**LISTING**
++++++++++++++++++++

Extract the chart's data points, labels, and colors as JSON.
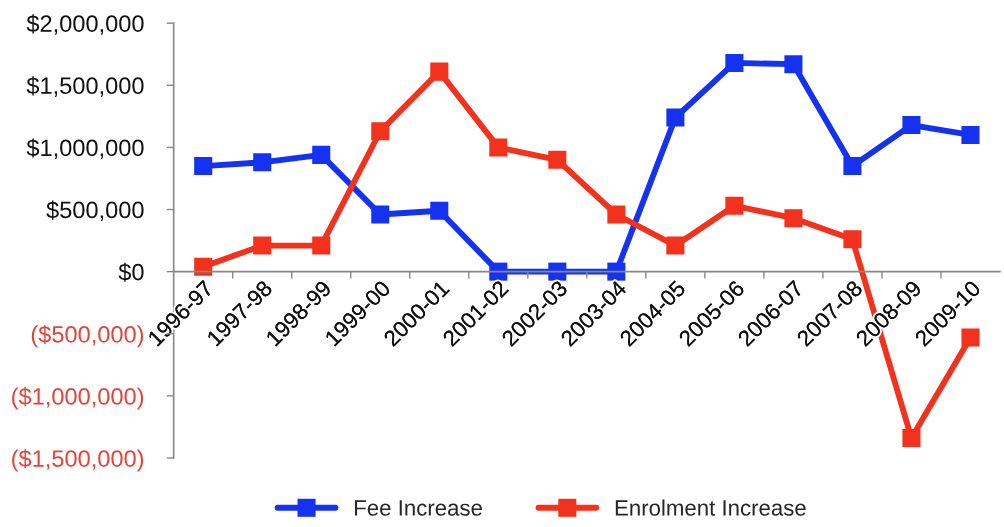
{
  "chart_data": {
    "type": "line",
    "categories": [
      "1996-97",
      "1997-98",
      "1998-99",
      "1999-00",
      "2000-01",
      "2001-02",
      "2002-03",
      "2003-04",
      "2004-05",
      "2005-06",
      "2006-07",
      "2007-08",
      "2008-09",
      "2009-10"
    ],
    "series": [
      {
        "name": "Fee Increase",
        "color": "#1432f0",
        "values": [
          850000,
          880000,
          940000,
          460000,
          490000,
          0,
          0,
          0,
          1240000,
          1680000,
          1670000,
          850000,
          1180000,
          1100000
        ]
      },
      {
        "name": "Enrolment Increase",
        "color": "#f2321c",
        "values": [
          40000,
          210000,
          210000,
          1130000,
          1610000,
          1000000,
          900000,
          460000,
          210000,
          530000,
          430000,
          260000,
          -1340000,
          -530000
        ]
      }
    ],
    "ylim": [
      -1500000,
      2000000
    ],
    "yticks": [
      {
        "value": -1500000,
        "label": "($1,500,000)"
      },
      {
        "value": -1000000,
        "label": "($1,000,000)"
      },
      {
        "value": -500000,
        "label": "($500,000)"
      },
      {
        "value": 0,
        "label": "$0"
      },
      {
        "value": 500000,
        "label": "$500,000"
      },
      {
        "value": 1000000,
        "label": "$1,000,000"
      },
      {
        "value": 1500000,
        "label": "$1,500,000"
      },
      {
        "value": 2000000,
        "label": "$2,000,000"
      }
    ],
    "marker": "square",
    "line_style": "solid",
    "grid": false,
    "legend": "bottom"
  }
}
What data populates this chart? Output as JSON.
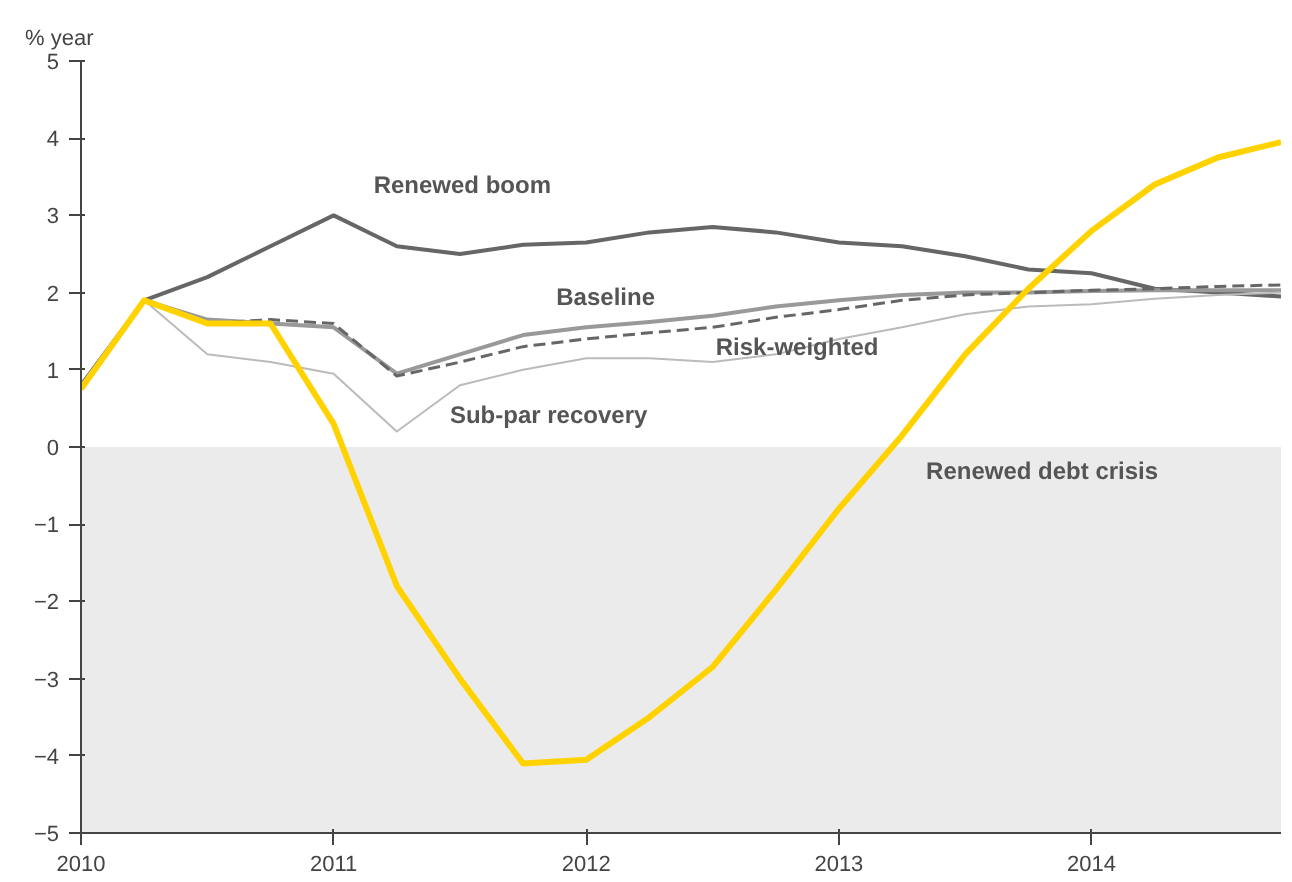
{
  "chart_data": {
    "type": "line",
    "ylabel": "% year",
    "x": [
      2010,
      2010.25,
      2010.5,
      2010.75,
      2011,
      2011.25,
      2011.5,
      2011.75,
      2012,
      2012.25,
      2012.5,
      2012.75,
      2013,
      2013.25,
      2013.5,
      2013.75,
      2014,
      2014.25,
      2014.5,
      2014.75
    ],
    "series": [
      {
        "name": "Renewed boom",
        "color": "#666666",
        "values": [
          0.8,
          1.9,
          2.2,
          2.6,
          3.0,
          2.6,
          2.5,
          2.62,
          2.65,
          2.78,
          2.85,
          2.78,
          2.65,
          2.6,
          2.47,
          2.3,
          2.25,
          2.05,
          2.0,
          1.95
        ]
      },
      {
        "name": "Baseline",
        "color": "#999999",
        "values": [
          0.8,
          1.9,
          1.65,
          1.6,
          1.55,
          0.95,
          1.2,
          1.45,
          1.55,
          1.62,
          1.7,
          1.82,
          1.9,
          1.97,
          2.0,
          2.0,
          2.02,
          2.03,
          2.03,
          2.03
        ]
      },
      {
        "name": "Risk-weighted",
        "color": "#666666",
        "line_style": "dashed",
        "values": [
          0.8,
          1.9,
          1.6,
          1.65,
          1.6,
          0.92,
          1.1,
          1.3,
          1.4,
          1.48,
          1.55,
          1.68,
          1.78,
          1.9,
          1.97,
          2.0,
          2.03,
          2.05,
          2.08,
          2.1
        ]
      },
      {
        "name": "Sub-par recovery",
        "color": "#bbbbbb",
        "values": [
          0.8,
          1.9,
          1.2,
          1.1,
          0.95,
          0.2,
          0.8,
          1.0,
          1.15,
          1.15,
          1.1,
          1.2,
          1.4,
          1.55,
          1.72,
          1.82,
          1.85,
          1.92,
          1.97,
          2.0
        ]
      },
      {
        "name": "Renewed debt crisis",
        "color": "#ffd200",
        "values": [
          0.75,
          1.9,
          1.6,
          1.6,
          0.3,
          -1.8,
          -3.0,
          -4.1,
          -4.05,
          -3.5,
          -2.85,
          -1.85,
          -0.8,
          0.15,
          1.2,
          2.05,
          2.8,
          3.4,
          3.75,
          3.95
        ]
      }
    ],
    "xlim": [
      2010,
      2014.75
    ],
    "xticks": [
      2010,
      2011,
      2012,
      2013,
      2014
    ],
    "ylim": [
      -5,
      5
    ],
    "yticks": [
      -5,
      -4,
      -3,
      -2,
      -1,
      0,
      1,
      2,
      3,
      4,
      5
    ],
    "bands": [
      {
        "axis": "y",
        "from": -5,
        "to": 0,
        "color": "#ebebec"
      }
    ],
    "line_style": "solid",
    "grid": false
  }
}
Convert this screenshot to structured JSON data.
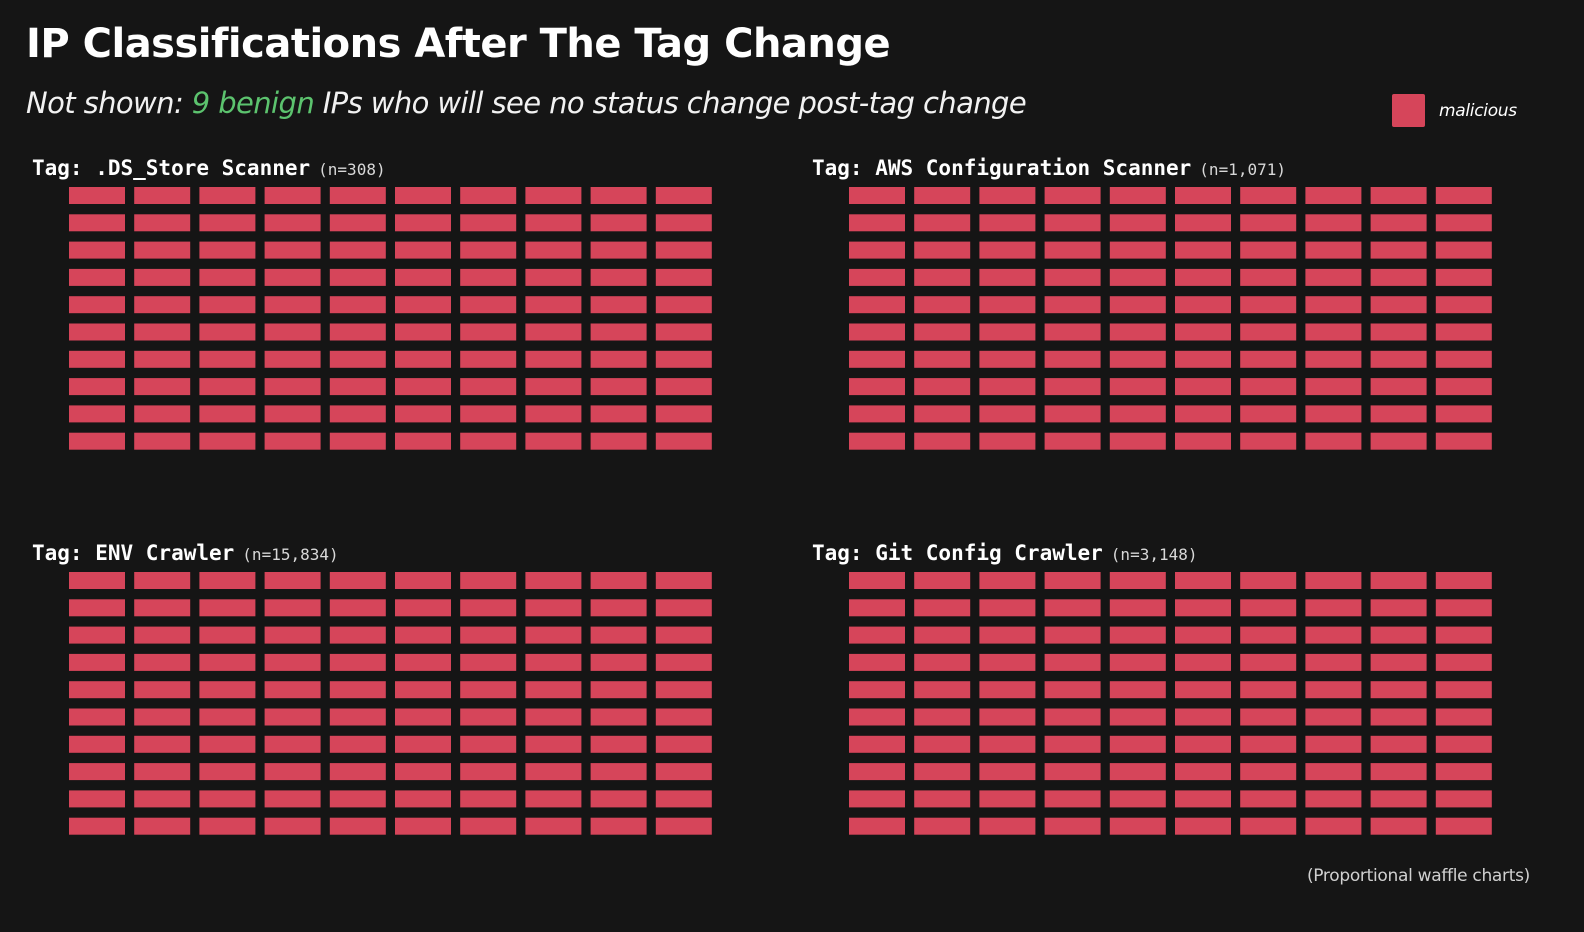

++++++++++++++++++++

**PROBLEM TO SOLVE**
Write out the listing above exactly as it stands, pictures excluded.

**ANSWER FOR THE TASK**
Extract the chart's data points, labels, and colors as JSON.
{
  "chart_data": {
    "type": "line",
    "categories": [
      "1996-97",
      "1997-98",
      "1998-99",
      "1999-00",
      "2000-01",
      "2001-02",
      "2002-03",
      "2003-04",
      "2004-05",
      "2005-06",
      "2006-07",
      "2007-08",
      "2008-09",
      "2009-10"
    ],
    "series": [
      {
        "name": "Fee Increase",
        "color": "#1432f0",
        "values": [
          850000,
          880000,
          940000,
          460000,
          490000,
          0,
          0,
          0,
          1240000,
          1680000,
          1670000,
          850000,
          1180000,
          1100000
        ]
      },
      {
        "name": "Enrolment Increase",
        "color": "#f2321c",
        "values": [
          40000,
          210000,
          210000,
          1130000,
          1610000,
          1000000,
          900000,
          460000,
          210000,
          530000,
          430000,
          260000,
          -1340000,
          -530000
        ]
      }
    ],
    "ylim": [
      -1500000,
      2000000
    ],
    "yticks": [
      {
        "value": -1500000,
        "label": "($1,500,000)"
      },
      {
        "value": -1000000,
        "label": "($1,000,000)"
      },
      {
        "value": -500000,
        "label": "($500,000)"
      },
      {
        "value": 0,
        "label": "$0"
      },
      {
        "value": 500000,
        "label": "$500,000"
      },
      {
        "value": 1000000,
        "label": "$1,000,000"
      },
      {
        "value": 1500000,
        "label": "$1,500,000"
      },
      {
        "value": 2000000,
        "label": "$2,000,000"
      }
    ],
    "marker": "square",
    "line_style": "solid",
    "grid": false,
    "legend": "bottom"
  }
}
What data populates this chart? Output as JSON.
{
  "chart_data": {
    "type": "line",
    "ylabel": "% year",
    "x": [
      2010,
      2010.25,
      2010.5,
      2010.75,
      2011,
      2011.25,
      2011.5,
      2011.75,
      2012,
      2012.25,
      2012.5,
      2012.75,
      2013,
      2013.25,
      2013.5,
      2013.75,
      2014,
      2014.25,
      2014.5,
      2014.75
    ],
    "series": [
      {
        "name": "Renewed boom",
        "color": "#666666",
        "values": [
          0.8,
          1.9,
          2.2,
          2.6,
          3.0,
          2.6,
          2.5,
          2.62,
          2.65,
          2.78,
          2.85,
          2.78,
          2.65,
          2.6,
          2.47,
          2.3,
          2.25,
          2.05,
          2.0,
          1.95
        ]
      },
      {
        "name": "Baseline",
        "color": "#999999",
        "values": [
          0.8,
          1.9,
          1.65,
          1.6,
          1.55,
          0.95,
          1.2,
          1.45,
          1.55,
          1.62,
          1.7,
          1.82,
          1.9,
          1.97,
          2.0,
          2.0,
          2.02,
          2.03,
          2.03,
          2.03
        ]
      },
      {
        "name": "Risk-weighted",
        "color": "#666666",
        "line_style": "dashed",
        "values": [
          0.8,
          1.9,
          1.6,
          1.65,
          1.6,
          0.92,
          1.1,
          1.3,
          1.4,
          1.48,
          1.55,
          1.68,
          1.78,
          1.9,
          1.97,
          2.0,
          2.03,
          2.05,
          2.08,
          2.1
        ]
      },
      {
        "name": "Sub-par recovery",
        "color": "#bbbbbb",
        "values": [
          0.8,
          1.9,
          1.2,
          1.1,
          0.95,
          0.2,
          0.8,
          1.0,
          1.15,
          1.15,
          1.1,
          1.2,
          1.4,
          1.55,
          1.72,
          1.82,
          1.85,
          1.92,
          1.97,
          2.0
        ]
      },
      {
        "name": "Renewed debt crisis",
        "color": "#ffd200",
        "values": [
          0.75,
          1.9,
          1.6,
          1.6,
          0.3,
          -1.8,
          -3.0,
          -4.1,
          -4.05,
          -3.5,
          -2.85,
          -1.85,
          -0.8,
          0.15,
          1.2,
          2.05,
          2.8,
          3.4,
          3.75,
          3.95
        ]
      }
    ],
    "xlim": [
      2010,
      2014.75
    ],
    "xticks": [
      2010,
      2011,
      2012,
      2013,
      2014
    ],
    "ylim": [
      -5,
      5
    ],
    "yticks": [
      -5,
      -4,
      -3,
      -2,
      -1,
      0,
      1,
      2,
      3,
      4,
      5
    ],
    "bands": [
      {
        "axis": "y",
        "from": -5,
        "to": 0,
        "color": "#ebebec"
      }
    ],
    "line_style": "solid",
    "grid": false
  }
}
Convert this screenshot to structured JSON data.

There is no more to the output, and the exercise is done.